▸ Exercise:
From the summary of the book on ChatGPT in scientific research below, list every emerging issue the book emphasizes, giving each by its heading.

▸ Quoted passage:
Start of Block
I’d like to share the main key take aways from this good book entitled “ChatGPT in Scientific Research and Writing: A Beginner’s Guide, published by Springer Nature (2024).
1/ This guide provides a comprehensive look at how LLMs like GPT-4 and Copilot are transforming the workflow of scientists, from conceptualization to public engagement.
2/ The authors demonstrate that AI can delve into the full text of research papers to extract key findings and methods in seconds. It can even summarize your own work more effectively and concisely than you might.
3/ LLMs aren’t just for text. The book shows how they can interpret complex hyperspectral images and data plots, correlating them to specific arguments within a paper—even when the original figure captions are sparse.
4/ AI is a powerhouse for language editing, helping non-native speakers reach professional standards. It can also “translate” dense jargon into magazine-style articles or social media posts for the general public.
5/ You can use LLMs to brainstorm research ideas, design step-by-step lab experiments (complete with reagent lists), and create meticulous 30-question survey questionnaires from scratch.
6/ The book highlights how researchers can use AI to prepare rebuttals to critical reviewers. LLMs can find supporting evidence and organize arguments in a compelling, neutral-sounding manner.
7/ The book highlights the potentials of AI:
- Drastic Productivity Boost: Tasks that take humans hours (like skimming 30 papers) take seconds.
- High Language Proficiency: The AI’s writing is often so polished it surpasses that of well-trained scientists.
- Contextual Intelligence: The model understands the intent behind requests, adapting its tone for students, peers, or the public.
8/ It also emphasizes some emerging issues:
- The Hallucination Problem: The model frequently fabricates facts, data, and bibliographic citations.
- Randomness: Identical prompts in different sessions can yield wildly different quality and content.
- Ignoring Supplementary Data: Currently, LLMs struggle to include supplementary material files in their analysis, even when provided with links.
- Broadness: AI comments are often relevant but broad and lack the targeted technical precision of a human expert.
9/ The authors stress the reality check. You must never follow AI-generated experimental designs or data without human validation and strict adherence to lab safety protocols.
End of Block
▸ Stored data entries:
Start of Block
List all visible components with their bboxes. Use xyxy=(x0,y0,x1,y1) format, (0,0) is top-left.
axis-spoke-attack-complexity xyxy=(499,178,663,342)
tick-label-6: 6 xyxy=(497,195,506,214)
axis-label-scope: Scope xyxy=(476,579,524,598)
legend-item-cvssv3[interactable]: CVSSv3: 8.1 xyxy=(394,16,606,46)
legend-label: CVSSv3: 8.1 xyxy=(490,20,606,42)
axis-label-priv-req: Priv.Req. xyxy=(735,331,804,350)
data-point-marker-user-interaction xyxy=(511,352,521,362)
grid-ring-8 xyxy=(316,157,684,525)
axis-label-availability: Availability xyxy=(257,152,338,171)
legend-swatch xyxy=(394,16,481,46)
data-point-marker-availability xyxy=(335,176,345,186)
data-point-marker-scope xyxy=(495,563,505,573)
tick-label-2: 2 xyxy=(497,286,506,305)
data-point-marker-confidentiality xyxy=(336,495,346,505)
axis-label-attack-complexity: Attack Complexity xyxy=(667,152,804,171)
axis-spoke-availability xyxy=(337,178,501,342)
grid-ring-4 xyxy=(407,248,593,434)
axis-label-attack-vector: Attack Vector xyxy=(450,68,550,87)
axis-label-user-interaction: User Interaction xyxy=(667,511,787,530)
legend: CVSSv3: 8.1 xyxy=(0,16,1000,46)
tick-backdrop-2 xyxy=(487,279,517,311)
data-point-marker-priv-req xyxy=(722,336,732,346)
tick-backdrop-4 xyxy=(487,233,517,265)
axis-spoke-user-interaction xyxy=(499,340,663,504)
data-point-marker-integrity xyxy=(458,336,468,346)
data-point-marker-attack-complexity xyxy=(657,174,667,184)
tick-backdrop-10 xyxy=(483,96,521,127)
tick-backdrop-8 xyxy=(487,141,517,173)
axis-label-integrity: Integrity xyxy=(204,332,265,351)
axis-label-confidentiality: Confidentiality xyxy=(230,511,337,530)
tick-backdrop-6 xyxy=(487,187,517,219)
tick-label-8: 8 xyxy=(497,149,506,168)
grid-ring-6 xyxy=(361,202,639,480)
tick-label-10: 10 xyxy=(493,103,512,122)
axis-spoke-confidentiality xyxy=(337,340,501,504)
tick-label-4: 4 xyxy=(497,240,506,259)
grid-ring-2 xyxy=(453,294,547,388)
End of Block
▸ Final answer:
- The Hallucination Problem
- Randomness
- Ignoring Supplementary Data
- Broadness